■ PROBLEM REQUIREMENTS: Write out all the entries word for word and omit any pictures.

start TASK DATA

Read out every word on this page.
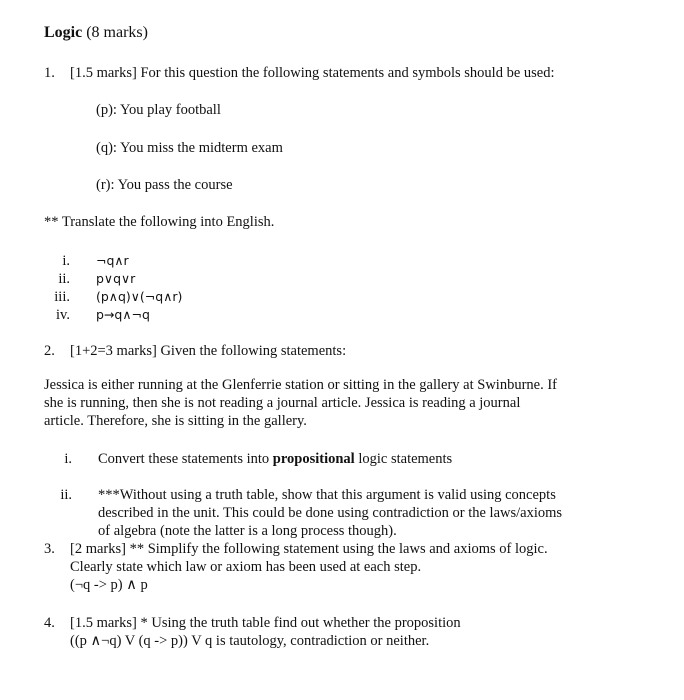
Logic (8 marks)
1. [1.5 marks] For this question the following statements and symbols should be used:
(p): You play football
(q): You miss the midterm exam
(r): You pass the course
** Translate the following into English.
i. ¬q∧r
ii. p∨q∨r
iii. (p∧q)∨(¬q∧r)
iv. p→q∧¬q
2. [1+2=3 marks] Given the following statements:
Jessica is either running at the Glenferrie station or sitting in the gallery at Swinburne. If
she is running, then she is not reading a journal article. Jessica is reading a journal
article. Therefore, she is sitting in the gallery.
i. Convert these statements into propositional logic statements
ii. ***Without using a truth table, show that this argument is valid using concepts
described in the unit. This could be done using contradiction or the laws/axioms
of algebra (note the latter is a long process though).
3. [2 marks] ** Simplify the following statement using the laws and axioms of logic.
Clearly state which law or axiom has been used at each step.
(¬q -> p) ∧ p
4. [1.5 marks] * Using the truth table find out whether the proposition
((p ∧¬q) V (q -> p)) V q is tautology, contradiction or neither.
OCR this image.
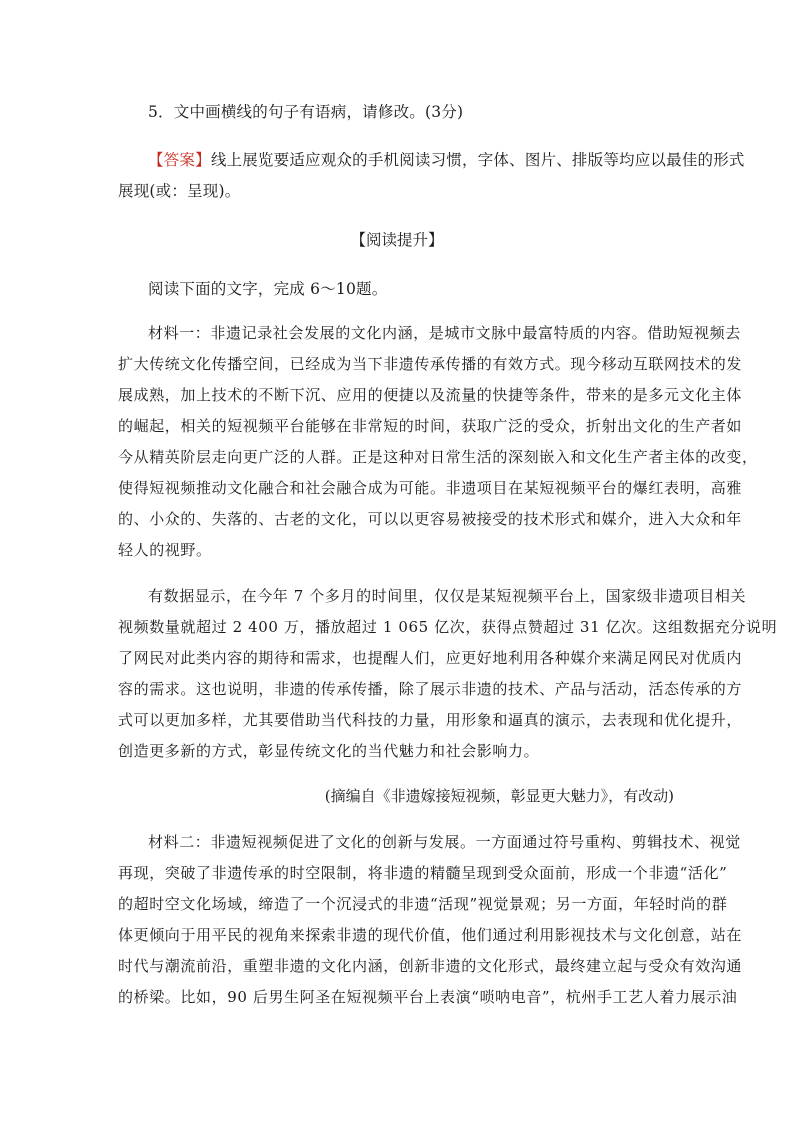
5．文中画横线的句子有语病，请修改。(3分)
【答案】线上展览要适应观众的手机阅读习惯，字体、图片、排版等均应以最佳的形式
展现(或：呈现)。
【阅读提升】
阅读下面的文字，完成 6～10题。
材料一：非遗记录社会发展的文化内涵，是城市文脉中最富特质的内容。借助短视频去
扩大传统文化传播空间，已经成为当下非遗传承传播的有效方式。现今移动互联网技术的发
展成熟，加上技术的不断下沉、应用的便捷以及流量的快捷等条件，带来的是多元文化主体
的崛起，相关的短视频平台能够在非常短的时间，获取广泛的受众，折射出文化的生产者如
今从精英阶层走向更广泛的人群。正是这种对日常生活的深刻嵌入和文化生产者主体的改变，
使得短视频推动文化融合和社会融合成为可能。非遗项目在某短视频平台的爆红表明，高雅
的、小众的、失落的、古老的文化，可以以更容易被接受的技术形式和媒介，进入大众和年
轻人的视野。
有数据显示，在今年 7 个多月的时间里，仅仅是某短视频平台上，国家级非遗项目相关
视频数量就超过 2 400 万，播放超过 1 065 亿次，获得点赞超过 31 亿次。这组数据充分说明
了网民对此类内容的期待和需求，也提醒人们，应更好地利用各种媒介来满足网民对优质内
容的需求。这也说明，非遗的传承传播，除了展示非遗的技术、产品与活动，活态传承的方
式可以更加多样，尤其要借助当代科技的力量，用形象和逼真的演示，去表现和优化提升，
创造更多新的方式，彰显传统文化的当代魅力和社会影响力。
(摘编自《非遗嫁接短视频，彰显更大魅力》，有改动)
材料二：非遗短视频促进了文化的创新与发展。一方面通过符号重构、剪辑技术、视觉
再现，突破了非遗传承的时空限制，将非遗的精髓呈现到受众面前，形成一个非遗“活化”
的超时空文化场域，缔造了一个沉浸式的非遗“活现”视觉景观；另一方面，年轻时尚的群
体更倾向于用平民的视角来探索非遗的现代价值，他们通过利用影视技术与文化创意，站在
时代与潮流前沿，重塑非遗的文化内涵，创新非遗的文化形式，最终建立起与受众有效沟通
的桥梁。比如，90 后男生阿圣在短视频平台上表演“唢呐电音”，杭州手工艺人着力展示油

end TASK DATA

■ SOLUTION FOR THIS TASK:
Read out every word on this page.
Logic (8 marks)
1. [1.5 marks] For this question the following statements and symbols should be used:
(p): You play football
(q): You miss the midterm exam
(r): You pass the course
** Translate the following into English.
i. ¬q∧r
ii. p∨q∨r
iii. (p∧q)∨(¬q∧r)
iv. p→q∧¬q
2. [1+2=3 marks] Given the following statements:
Jessica is either running at the Glenferrie station or sitting in the gallery at Swinburne. If
she is running, then she is not reading a journal article. Jessica is reading a journal
article. Therefore, she is sitting in the gallery.
i. Convert these statements into propositional logic statements
ii. ***Without using a truth table, show that this argument is valid using concepts
described in the unit. This could be done using contradiction or the laws/axioms
of algebra (note the latter is a long process though).
3. [2 marks] ** Simplify the following statement using the laws and axioms of logic.
Clearly state which law or axiom has been used at each step.
(¬q -> p) ∧ p
4. [1.5 marks] * Using the truth table find out whether the proposition
((p ∧¬q) V (q -> p)) V q is tautology, contradiction or neither.
OCR this image.
5．文中画横线的句子有语病，请修改。(3分)
【答案】线上展览要适应观众的手机阅读习惯，字体、图片、排版等均应以最佳的形式
展现(或：呈现)。
【阅读提升】
阅读下面的文字，完成 6～10题。
材料一：非遗记录社会发展的文化内涵，是城市文脉中最富特质的内容。借助短视频去
扩大传统文化传播空间，已经成为当下非遗传承传播的有效方式。现今移动互联网技术的发
展成熟，加上技术的不断下沉、应用的便捷以及流量的快捷等条件，带来的是多元文化主体
的崛起，相关的短视频平台能够在非常短的时间，获取广泛的受众，折射出文化的生产者如
今从精英阶层走向更广泛的人群。正是这种对日常生活的深刻嵌入和文化生产者主体的改变，
使得短视频推动文化融合和社会融合成为可能。非遗项目在某短视频平台的爆红表明，高雅
的、小众的、失落的、古老的文化，可以以更容易被接受的技术形式和媒介，进入大众和年
轻人的视野。
有数据显示，在今年 7 个多月的时间里，仅仅是某短视频平台上，国家级非遗项目相关
视频数量就超过 2 400 万，播放超过 1 065 亿次，获得点赞超过 31 亿次。这组数据充分说明
了网民对此类内容的期待和需求，也提醒人们，应更好地利用各种媒介来满足网民对优质内
容的需求。这也说明，非遗的传承传播，除了展示非遗的技术、产品与活动，活态传承的方
式可以更加多样，尤其要借助当代科技的力量，用形象和逼真的演示，去表现和优化提升，
创造更多新的方式，彰显传统文化的当代魅力和社会影响力。
(摘编自《非遗嫁接短视频，彰显更大魅力》，有改动)
材料二：非遗短视频促进了文化的创新与发展。一方面通过符号重构、剪辑技术、视觉
再现，突破了非遗传承的时空限制，将非遗的精髓呈现到受众面前，形成一个非遗“活化”
的超时空文化场域，缔造了一个沉浸式的非遗“活现”视觉景观；另一方面，年轻时尚的群
体更倾向于用平民的视角来探索非遗的现代价值，他们通过利用影视技术与文化创意，站在
时代与潮流前沿，重塑非遗的文化内涵，创新非遗的文化形式，最终建立起与受众有效沟通
的桥梁。比如，90 后男生阿圣在短视频平台上表演“唢呐电音”，杭州手工艺人着力展示油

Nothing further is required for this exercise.